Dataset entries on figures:

○ ○ ○ ○ ○ ○ ○

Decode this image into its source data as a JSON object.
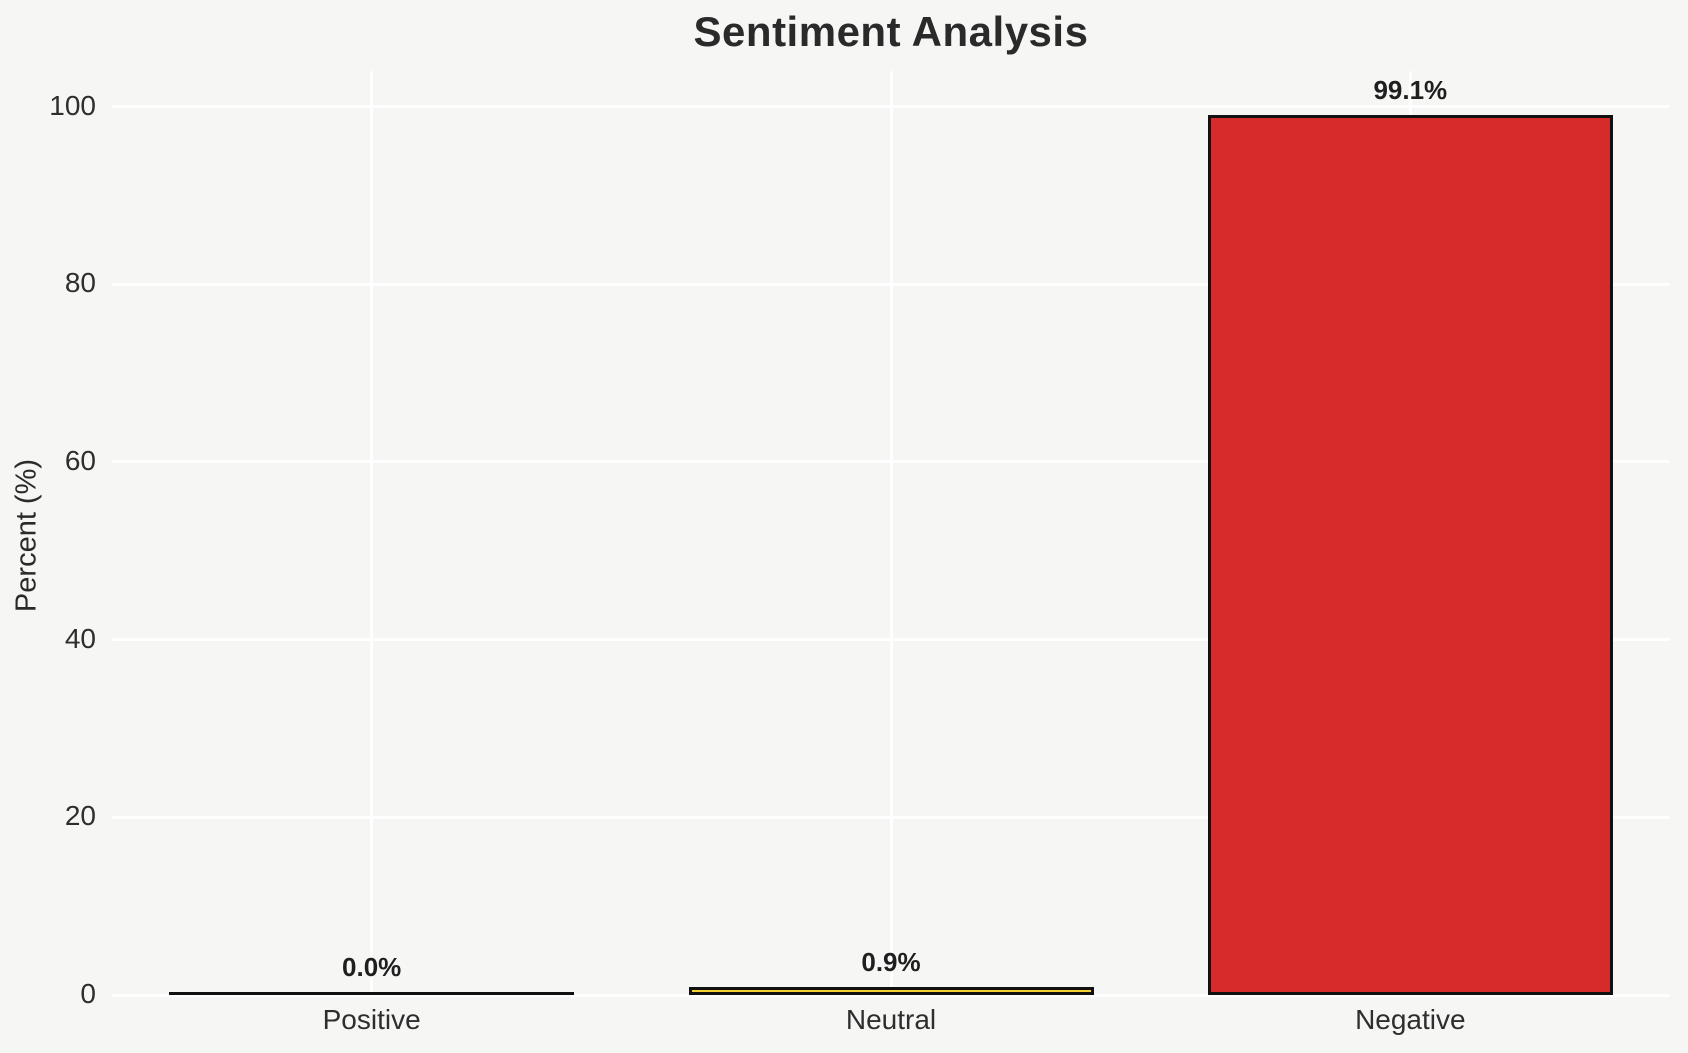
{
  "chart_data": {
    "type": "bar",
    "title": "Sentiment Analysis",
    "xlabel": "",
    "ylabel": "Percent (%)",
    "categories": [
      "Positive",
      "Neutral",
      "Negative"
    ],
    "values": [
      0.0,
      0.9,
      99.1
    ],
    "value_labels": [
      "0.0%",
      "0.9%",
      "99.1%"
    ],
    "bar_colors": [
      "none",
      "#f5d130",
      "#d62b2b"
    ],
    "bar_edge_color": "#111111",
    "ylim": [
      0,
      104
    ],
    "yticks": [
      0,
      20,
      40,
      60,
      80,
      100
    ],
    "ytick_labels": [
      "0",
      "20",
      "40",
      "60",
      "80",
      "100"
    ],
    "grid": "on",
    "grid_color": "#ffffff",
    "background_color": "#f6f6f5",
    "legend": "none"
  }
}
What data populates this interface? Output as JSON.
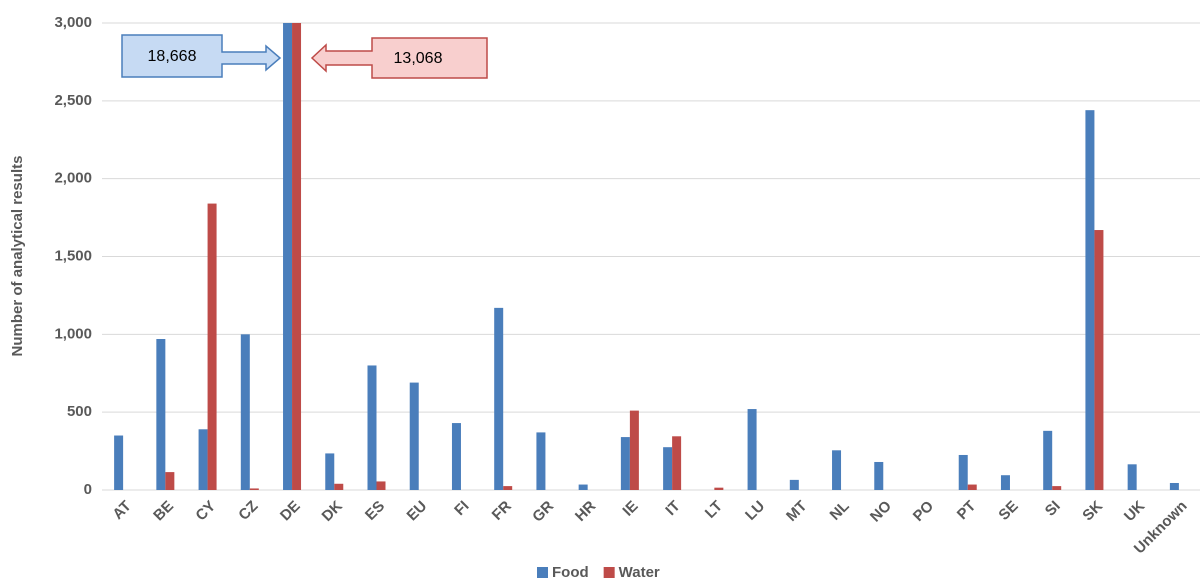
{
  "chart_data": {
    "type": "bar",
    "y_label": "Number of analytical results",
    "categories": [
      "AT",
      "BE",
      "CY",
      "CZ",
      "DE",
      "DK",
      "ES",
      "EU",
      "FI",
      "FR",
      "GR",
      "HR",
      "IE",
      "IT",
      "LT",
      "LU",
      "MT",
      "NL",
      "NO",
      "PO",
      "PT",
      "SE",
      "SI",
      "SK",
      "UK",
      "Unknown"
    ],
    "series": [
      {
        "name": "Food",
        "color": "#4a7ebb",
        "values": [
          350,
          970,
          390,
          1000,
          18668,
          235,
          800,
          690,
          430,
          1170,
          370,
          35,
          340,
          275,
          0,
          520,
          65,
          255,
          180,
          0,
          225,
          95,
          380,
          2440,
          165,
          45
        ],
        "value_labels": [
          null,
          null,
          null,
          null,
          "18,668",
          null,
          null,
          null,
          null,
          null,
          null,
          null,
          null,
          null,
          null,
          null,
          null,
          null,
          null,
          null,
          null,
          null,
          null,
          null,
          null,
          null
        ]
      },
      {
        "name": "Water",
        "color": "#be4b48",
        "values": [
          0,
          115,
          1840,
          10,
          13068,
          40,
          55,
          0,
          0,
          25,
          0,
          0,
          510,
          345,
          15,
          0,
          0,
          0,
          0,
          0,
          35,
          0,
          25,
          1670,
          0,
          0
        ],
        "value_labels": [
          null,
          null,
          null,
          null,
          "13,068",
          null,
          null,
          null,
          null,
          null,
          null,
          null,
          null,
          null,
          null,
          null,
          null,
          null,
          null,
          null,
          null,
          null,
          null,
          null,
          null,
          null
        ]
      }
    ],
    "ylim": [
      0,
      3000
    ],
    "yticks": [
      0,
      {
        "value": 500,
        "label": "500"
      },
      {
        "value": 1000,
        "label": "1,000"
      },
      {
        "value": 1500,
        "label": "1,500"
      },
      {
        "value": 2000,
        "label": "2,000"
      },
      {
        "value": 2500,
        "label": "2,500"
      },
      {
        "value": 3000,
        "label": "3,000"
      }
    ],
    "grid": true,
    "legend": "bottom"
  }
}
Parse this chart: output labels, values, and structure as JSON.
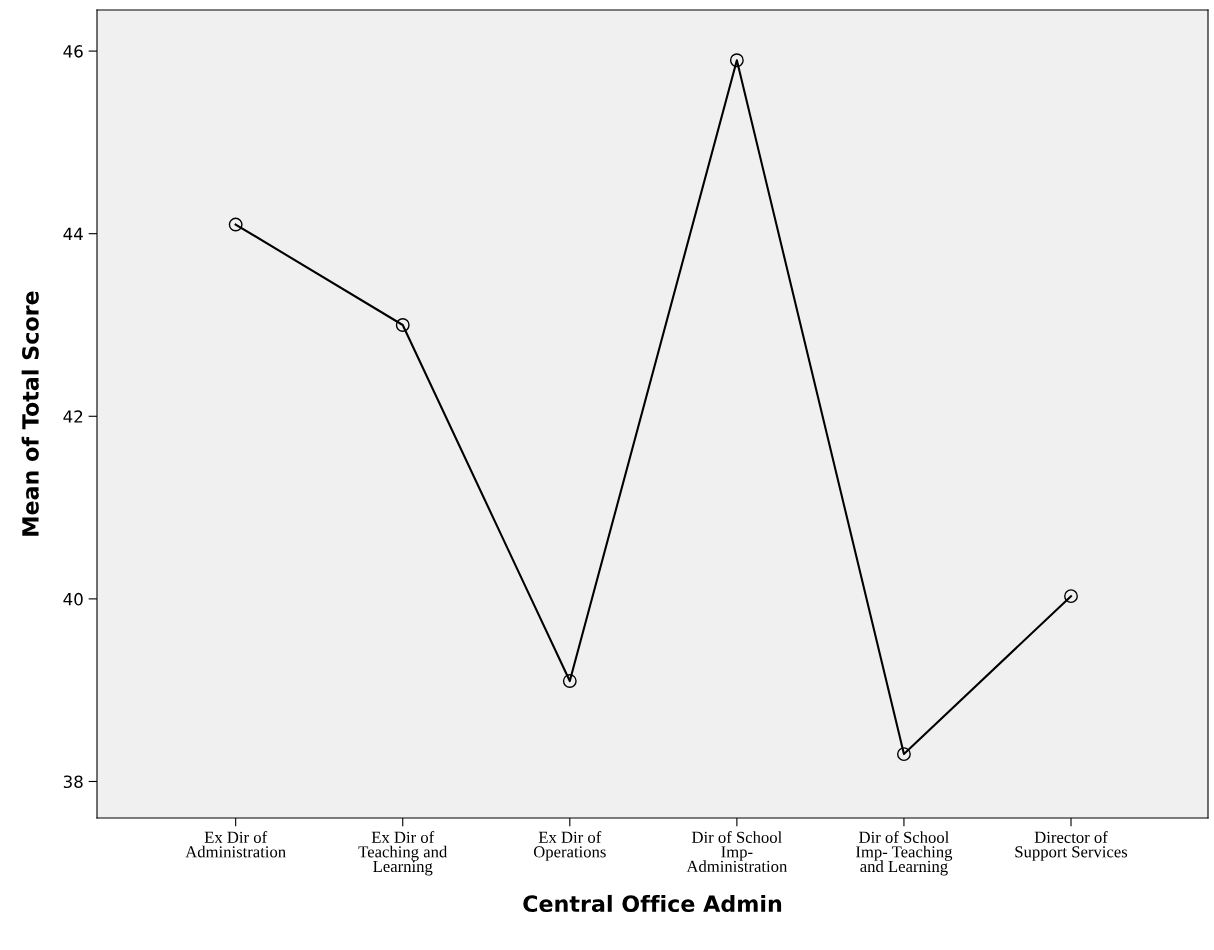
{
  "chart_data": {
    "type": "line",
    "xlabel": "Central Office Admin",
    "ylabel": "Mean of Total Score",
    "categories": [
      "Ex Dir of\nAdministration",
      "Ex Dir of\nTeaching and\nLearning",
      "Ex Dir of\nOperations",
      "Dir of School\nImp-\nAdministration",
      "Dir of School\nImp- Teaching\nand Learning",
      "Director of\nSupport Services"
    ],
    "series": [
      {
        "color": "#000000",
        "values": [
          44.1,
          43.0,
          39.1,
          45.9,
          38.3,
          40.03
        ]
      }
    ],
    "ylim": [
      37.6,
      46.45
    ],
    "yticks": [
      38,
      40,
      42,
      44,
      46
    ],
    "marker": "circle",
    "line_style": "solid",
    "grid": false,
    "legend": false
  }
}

○ ○ ○ ○ ○ ○ ○

*TASK TO CARRY OUT:* Work out how many lines in the records above contain the word "legend", and give only that number.

*EXPECTED ANSWER:* 3